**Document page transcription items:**
Start of Block
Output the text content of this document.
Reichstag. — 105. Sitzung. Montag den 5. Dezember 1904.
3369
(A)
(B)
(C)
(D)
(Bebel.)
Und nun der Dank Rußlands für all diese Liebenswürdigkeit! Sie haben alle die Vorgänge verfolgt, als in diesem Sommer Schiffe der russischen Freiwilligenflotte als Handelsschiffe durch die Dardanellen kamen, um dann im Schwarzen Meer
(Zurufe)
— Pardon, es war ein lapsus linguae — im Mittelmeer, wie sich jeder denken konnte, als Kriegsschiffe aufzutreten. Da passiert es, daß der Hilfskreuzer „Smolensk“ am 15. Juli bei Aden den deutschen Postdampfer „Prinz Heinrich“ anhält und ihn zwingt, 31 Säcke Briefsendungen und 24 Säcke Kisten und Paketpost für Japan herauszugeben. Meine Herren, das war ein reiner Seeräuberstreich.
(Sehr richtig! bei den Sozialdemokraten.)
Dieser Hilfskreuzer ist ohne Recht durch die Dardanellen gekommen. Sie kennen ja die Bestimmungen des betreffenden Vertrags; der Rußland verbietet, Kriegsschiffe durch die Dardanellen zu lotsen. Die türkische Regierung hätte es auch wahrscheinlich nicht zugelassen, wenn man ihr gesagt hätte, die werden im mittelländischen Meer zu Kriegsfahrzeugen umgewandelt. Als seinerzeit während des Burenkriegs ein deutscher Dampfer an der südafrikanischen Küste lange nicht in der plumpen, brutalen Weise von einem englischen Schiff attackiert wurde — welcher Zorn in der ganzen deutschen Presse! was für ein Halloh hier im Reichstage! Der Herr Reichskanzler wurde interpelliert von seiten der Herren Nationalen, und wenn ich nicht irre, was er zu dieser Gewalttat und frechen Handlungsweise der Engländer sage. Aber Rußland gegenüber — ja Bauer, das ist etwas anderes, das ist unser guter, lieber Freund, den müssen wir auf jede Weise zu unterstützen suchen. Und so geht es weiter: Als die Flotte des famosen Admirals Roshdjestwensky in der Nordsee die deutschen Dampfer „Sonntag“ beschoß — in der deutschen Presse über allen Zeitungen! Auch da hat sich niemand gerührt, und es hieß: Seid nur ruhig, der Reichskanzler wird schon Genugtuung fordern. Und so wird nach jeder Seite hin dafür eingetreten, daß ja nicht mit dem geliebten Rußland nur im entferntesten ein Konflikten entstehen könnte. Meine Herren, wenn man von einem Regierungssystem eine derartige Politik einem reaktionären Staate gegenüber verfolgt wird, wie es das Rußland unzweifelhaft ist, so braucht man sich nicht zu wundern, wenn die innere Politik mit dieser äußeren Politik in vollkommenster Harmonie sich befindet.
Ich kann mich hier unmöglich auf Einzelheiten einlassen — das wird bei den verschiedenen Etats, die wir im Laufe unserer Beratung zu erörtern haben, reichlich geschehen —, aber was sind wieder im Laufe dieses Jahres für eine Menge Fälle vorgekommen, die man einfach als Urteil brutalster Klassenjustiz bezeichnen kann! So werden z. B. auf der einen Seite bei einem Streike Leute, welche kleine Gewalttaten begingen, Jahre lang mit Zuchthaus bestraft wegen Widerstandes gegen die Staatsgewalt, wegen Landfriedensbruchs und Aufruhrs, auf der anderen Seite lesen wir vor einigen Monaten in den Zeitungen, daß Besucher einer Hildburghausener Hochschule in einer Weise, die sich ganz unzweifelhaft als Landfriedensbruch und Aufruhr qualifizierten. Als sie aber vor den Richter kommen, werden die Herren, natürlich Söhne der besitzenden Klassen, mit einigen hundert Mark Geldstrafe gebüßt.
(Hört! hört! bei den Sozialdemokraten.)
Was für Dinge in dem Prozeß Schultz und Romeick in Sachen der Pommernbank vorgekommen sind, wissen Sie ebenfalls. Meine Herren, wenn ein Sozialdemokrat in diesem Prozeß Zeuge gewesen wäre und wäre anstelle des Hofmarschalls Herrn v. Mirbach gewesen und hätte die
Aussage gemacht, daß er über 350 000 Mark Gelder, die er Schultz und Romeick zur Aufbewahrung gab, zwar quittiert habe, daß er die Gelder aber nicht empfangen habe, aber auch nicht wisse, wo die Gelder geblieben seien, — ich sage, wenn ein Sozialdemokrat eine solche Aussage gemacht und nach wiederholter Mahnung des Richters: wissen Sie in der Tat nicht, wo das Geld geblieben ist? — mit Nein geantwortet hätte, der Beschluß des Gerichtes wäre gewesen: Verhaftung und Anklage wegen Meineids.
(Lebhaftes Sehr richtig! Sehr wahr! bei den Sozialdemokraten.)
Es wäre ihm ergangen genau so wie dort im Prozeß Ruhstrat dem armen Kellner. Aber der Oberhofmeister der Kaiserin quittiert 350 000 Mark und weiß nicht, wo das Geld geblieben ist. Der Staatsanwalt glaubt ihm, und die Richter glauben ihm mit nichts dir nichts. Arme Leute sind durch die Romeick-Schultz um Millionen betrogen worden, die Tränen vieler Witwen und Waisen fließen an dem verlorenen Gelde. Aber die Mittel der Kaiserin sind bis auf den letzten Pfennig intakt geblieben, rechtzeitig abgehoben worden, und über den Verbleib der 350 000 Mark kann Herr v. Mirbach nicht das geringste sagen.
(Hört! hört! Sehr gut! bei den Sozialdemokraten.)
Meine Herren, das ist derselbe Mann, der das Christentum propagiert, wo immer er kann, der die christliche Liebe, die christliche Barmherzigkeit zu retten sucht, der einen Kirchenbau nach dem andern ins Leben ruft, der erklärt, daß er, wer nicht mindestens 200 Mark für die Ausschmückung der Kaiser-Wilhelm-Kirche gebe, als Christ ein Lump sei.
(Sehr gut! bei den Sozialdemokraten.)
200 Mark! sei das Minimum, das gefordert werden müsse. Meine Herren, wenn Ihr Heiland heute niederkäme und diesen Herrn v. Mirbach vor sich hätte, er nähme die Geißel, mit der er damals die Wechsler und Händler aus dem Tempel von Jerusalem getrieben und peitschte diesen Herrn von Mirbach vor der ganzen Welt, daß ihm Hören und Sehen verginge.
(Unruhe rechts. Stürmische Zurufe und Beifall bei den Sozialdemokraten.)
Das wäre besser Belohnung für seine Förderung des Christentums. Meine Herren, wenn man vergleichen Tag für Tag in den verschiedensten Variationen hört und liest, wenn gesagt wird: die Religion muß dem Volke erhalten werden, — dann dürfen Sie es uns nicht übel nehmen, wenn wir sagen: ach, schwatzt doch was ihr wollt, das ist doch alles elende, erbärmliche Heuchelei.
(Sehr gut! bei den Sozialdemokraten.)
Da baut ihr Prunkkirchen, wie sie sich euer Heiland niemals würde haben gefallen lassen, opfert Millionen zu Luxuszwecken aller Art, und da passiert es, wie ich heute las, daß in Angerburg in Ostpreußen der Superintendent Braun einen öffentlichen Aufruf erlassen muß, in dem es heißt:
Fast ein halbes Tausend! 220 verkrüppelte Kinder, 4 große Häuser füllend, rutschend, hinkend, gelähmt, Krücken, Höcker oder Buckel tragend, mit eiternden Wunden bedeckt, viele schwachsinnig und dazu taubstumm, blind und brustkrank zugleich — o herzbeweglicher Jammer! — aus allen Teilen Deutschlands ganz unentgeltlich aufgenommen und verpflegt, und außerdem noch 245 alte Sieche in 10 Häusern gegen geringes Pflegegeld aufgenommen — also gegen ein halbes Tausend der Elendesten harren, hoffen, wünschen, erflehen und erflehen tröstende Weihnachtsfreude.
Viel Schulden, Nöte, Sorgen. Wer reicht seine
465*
End of Block
**EXERCISE REQUIREMENTS:**
Restate every record word for word.

**FINISHED TASK:**
Output the text content of this document.
Reichstag. — 105. Sitzung. Montag den 5. Dezember 1904.
3369
(A)
(B)
(C)
(D)
(Bebel.)
Und nun der Dank Rußlands für all diese Liebenswürdigkeit! Sie haben alle die Vorgänge verfolgt, als in diesem Sommer Schiffe der russischen Freiwilligenflotte als Handelsschiffe durch die Dardanellen kamen, um dann im Schwarzen Meer
(Zurufe)
— Pardon, es war ein lapsus linguae — im Mittelmeer, wie sich jeder denken konnte, als Kriegsschiffe aufzutreten. Da passiert es, daß der Hilfskreuzer „Smolensk“ am 15. Juli bei Aden den deutschen Postdampfer „Prinz Heinrich“ anhält und ihn zwingt, 31 Säcke Briefsendungen und 24 Säcke Kisten und Paketpost für Japan herauszugeben. Meine Herren, das war ein reiner Seeräuberstreich.
(Sehr richtig! bei den Sozialdemokraten.)
Dieser Hilfskreuzer ist ohne Recht durch die Dardanellen gekommen. Sie kennen ja die Bestimmungen des betreffenden Vertrags; der Rußland verbietet, Kriegsschiffe durch die Dardanellen zu lotsen. Die türkische Regierung hätte es auch wahrscheinlich nicht zugelassen, wenn man ihr gesagt hätte, die werden im mittelländischen Meer zu Kriegsfahrzeugen umgewandelt. Als seinerzeit während des Burenkriegs ein deutscher Dampfer an der südafrikanischen Küste lange nicht in der plumpen, brutalen Weise von einem englischen Schiff attackiert wurde — welcher Zorn in der ganzen deutschen Presse! was für ein Halloh hier im Reichstage! Der Herr Reichskanzler wurde interpelliert von seiten der Herren Nationalen, und wenn ich nicht irre, was er zu dieser Gewalttat und frechen Handlungsweise der Engländer sage. Aber Rußland gegenüber — ja Bauer, das ist etwas anderes, das ist unser guter, lieber Freund, den müssen wir auf jede Weise zu unterstützen suchen. Und so geht es weiter: Als die Flotte des famosen Admirals Roshdjestwensky in der Nordsee die deutschen Dampfer „Sonntag“ beschoß — in der deutschen Presse über allen Zeitungen! Auch da hat sich niemand gerührt, und es hieß: Seid nur ruhig, der Reichskanzler wird schon Genugtuung fordern. Und so wird nach jeder Seite hin dafür eingetreten, daß ja nicht mit dem geliebten Rußland nur im entferntesten ein Konflikten entstehen könnte. Meine Herren, wenn man von einem Regierungssystem eine derartige Politik einem reaktionären Staate gegenüber verfolgt wird, wie es das Rußland unzweifelhaft ist, so braucht man sich nicht zu wundern, wenn die innere Politik mit dieser äußeren Politik in vollkommenster Harmonie sich befindet.
Ich kann mich hier unmöglich auf Einzelheiten einlassen — das wird bei den verschiedenen Etats, die wir im Laufe unserer Beratung zu erörtern haben, reichlich geschehen —, aber was sind wieder im Laufe dieses Jahres für eine Menge Fälle vorgekommen, die man einfach als Urteil brutalster Klassenjustiz bezeichnen kann! So werden z. B. auf der einen Seite bei einem Streike Leute, welche kleine Gewalttaten begingen, Jahre lang mit Zuchthaus bestraft wegen Widerstandes gegen die Staatsgewalt, wegen Landfriedensbruchs und Aufruhrs, auf der anderen Seite lesen wir vor einigen Monaten in den Zeitungen, daß Besucher einer Hildburghausener Hochschule in einer Weise, die sich ganz unzweifelhaft als Landfriedensbruch und Aufruhr qualifizierten. Als sie aber vor den Richter kommen, werden die Herren, natürlich Söhne der besitzenden Klassen, mit einigen hundert Mark Geldstrafe gebüßt.
(Hört! hört! bei den Sozialdemokraten.)
Was für Dinge in dem Prozeß Schultz und Romeick in Sachen der Pommernbank vorgekommen sind, wissen Sie ebenfalls. Meine Herren, wenn ein Sozialdemokrat in diesem Prozeß Zeuge gewesen wäre und wäre anstelle des Hofmarschalls Herrn v. Mirbach gewesen und hätte die
Aussage gemacht, daß er über 350 000 Mark Gelder, die er Schultz und Romeick zur Aufbewahrung gab, zwar quittiert habe, daß er die Gelder aber nicht empfangen habe, aber auch nicht wisse, wo die Gelder geblieben seien, — ich sage, wenn ein Sozialdemokrat eine solche Aussage gemacht und nach wiederholter Mahnung des Richters: wissen Sie in der Tat nicht, wo das Geld geblieben ist? — mit Nein geantwortet hätte, der Beschluß des Gerichtes wäre gewesen: Verhaftung und Anklage wegen Meineids.
(Lebhaftes Sehr richtig! Sehr wahr! bei den Sozialdemokraten.)
Es wäre ihm ergangen genau so wie dort im Prozeß Ruhstrat dem armen Kellner. Aber der Oberhofmeister der Kaiserin quittiert 350 000 Mark und weiß nicht, wo das Geld geblieben ist. Der Staatsanwalt glaubt ihm, und die Richter glauben ihm mit nichts dir nichts. Arme Leute sind durch die Romeick-Schultz um Millionen betrogen worden, die Tränen vieler Witwen und Waisen fließen an dem verlorenen Gelde. Aber die Mittel der Kaiserin sind bis auf den letzten Pfennig intakt geblieben, rechtzeitig abgehoben worden, und über den Verbleib der 350 000 Mark kann Herr v. Mirbach nicht das geringste sagen.
(Hört! hört! Sehr gut! bei den Sozialdemokraten.)
Meine Herren, das ist derselbe Mann, der das Christentum propagiert, wo immer er kann, der die christliche Liebe, die christliche Barmherzigkeit zu retten sucht, der einen Kirchenbau nach dem andern ins Leben ruft, der erklärt, daß er, wer nicht mindestens 200 Mark für die Ausschmückung der Kaiser-Wilhelm-Kirche gebe, als Christ ein Lump sei.
(Sehr gut! bei den Sozialdemokraten.)
200 Mark! sei das Minimum, das gefordert werden müsse. Meine Herren, wenn Ihr Heiland heute niederkäme und diesen Herrn v. Mirbach vor sich hätte, er nähme die Geißel, mit der er damals die Wechsler und Händler aus dem Tempel von Jerusalem getrieben und peitschte diesen Herrn von Mirbach vor der ganzen Welt, daß ihm Hören und Sehen verginge.
(Unruhe rechts. Stürmische Zurufe und Beifall bei den Sozialdemokraten.)
Das wäre besser Belohnung für seine Förderung des Christentums. Meine Herren, wenn man vergleichen Tag für Tag in den verschiedensten Variationen hört und liest, wenn gesagt wird: die Religion muß dem Volke erhalten werden, — dann dürfen Sie es uns nicht übel nehmen, wenn wir sagen: ach, schwatzt doch was ihr wollt, das ist doch alles elende, erbärmliche Heuchelei.
(Sehr gut! bei den Sozialdemokraten.)
Da baut ihr Prunkkirchen, wie sie sich euer Heiland niemals würde haben gefallen lassen, opfert Millionen zu Luxuszwecken aller Art, und da passiert es, wie ich heute las, daß in Angerburg in Ostpreußen der Superintendent Braun einen öffentlichen Aufruf erlassen muß, in dem es heißt:
Fast ein halbes Tausend! 220 verkrüppelte Kinder, 4 große Häuser füllend, rutschend, hinkend, gelähmt, Krücken, Höcker oder Buckel tragend, mit eiternden Wunden bedeckt, viele schwachsinnig und dazu taubstumm, blind und brustkrank zugleich — o herzbeweglicher Jammer! — aus allen Teilen Deutschlands ganz unentgeltlich aufgenommen und verpflegt, und außerdem noch 245 alte Sieche in 10 Häusern gegen geringes Pflegegeld aufgenommen — also gegen ein halbes Tausend der Elendesten harren, hoffen, wünschen, erflehen und erflehen tröstende Weihnachtsfreude.
Viel Schulden, Nöte, Sorgen. Wer reicht seine
465*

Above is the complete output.